Extracted data entries:
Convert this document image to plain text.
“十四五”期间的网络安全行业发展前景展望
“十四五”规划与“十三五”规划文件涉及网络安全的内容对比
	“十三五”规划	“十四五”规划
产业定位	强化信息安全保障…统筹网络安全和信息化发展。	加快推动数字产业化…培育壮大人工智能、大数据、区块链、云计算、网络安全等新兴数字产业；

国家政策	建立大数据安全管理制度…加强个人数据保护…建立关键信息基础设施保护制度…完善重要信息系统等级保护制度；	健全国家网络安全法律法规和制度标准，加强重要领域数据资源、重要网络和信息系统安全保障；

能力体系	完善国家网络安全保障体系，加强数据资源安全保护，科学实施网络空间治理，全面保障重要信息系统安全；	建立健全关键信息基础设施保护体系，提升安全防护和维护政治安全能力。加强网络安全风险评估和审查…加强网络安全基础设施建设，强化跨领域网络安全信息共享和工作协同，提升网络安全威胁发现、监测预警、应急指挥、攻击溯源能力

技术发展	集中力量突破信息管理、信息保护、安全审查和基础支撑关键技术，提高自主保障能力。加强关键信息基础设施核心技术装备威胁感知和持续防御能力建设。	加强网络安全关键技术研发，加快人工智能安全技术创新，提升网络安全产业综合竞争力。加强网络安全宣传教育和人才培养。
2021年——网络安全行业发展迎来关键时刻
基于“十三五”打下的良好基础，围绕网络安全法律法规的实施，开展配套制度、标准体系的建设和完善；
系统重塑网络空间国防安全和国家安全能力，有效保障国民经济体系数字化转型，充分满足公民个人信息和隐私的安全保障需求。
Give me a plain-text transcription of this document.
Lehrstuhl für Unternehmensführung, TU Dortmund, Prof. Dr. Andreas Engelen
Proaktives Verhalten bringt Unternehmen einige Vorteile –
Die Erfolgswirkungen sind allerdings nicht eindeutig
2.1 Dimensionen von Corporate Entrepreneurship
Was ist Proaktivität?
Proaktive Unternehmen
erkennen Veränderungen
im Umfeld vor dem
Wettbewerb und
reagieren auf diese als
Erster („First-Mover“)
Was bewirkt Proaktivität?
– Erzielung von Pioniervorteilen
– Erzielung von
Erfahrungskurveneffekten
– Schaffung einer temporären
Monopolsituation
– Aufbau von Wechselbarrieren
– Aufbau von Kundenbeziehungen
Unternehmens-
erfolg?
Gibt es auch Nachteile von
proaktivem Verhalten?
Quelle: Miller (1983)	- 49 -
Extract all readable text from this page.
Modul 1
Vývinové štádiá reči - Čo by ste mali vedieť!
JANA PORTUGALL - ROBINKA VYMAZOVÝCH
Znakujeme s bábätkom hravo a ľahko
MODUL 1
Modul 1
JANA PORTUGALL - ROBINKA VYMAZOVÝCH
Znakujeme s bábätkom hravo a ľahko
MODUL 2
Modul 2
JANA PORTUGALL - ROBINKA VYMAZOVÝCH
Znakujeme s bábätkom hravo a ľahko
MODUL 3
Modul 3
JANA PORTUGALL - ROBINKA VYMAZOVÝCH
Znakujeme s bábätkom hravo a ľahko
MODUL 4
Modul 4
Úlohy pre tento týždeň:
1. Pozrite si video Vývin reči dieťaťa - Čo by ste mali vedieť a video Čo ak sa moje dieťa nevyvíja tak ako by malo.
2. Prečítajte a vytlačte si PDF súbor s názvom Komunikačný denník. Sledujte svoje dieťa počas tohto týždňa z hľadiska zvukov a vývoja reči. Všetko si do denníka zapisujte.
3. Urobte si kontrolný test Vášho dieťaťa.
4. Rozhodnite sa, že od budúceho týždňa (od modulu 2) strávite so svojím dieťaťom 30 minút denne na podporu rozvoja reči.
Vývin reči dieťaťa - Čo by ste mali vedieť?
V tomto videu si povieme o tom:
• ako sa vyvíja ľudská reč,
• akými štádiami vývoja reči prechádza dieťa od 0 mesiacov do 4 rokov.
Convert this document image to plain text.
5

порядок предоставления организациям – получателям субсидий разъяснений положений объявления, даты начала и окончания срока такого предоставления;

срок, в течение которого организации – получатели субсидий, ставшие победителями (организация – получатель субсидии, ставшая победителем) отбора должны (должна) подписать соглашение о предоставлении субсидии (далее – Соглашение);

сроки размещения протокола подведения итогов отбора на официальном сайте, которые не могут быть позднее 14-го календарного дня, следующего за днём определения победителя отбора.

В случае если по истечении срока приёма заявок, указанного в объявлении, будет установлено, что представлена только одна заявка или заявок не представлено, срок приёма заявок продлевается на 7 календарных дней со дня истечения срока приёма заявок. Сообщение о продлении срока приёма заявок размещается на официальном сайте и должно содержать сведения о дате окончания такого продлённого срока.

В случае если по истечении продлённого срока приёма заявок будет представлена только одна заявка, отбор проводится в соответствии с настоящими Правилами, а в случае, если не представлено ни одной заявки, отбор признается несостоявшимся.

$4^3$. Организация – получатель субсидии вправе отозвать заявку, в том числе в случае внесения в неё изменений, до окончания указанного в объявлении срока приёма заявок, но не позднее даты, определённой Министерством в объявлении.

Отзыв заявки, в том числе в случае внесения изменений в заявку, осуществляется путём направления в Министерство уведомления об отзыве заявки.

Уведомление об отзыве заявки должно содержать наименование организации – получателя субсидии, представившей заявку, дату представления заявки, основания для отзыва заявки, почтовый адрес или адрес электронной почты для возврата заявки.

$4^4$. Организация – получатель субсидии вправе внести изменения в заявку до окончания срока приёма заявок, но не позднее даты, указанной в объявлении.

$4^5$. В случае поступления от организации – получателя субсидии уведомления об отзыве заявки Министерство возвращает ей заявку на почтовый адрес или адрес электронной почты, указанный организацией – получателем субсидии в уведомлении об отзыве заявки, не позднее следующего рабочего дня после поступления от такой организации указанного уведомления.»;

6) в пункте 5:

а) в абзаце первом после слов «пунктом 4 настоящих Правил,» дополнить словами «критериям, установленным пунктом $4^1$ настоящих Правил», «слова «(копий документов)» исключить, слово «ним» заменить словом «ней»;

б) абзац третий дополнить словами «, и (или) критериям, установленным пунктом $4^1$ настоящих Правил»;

● **Brief**
Report only the number of lines that hold the string "изменений" in this listing.

● **Solution to the problem**
2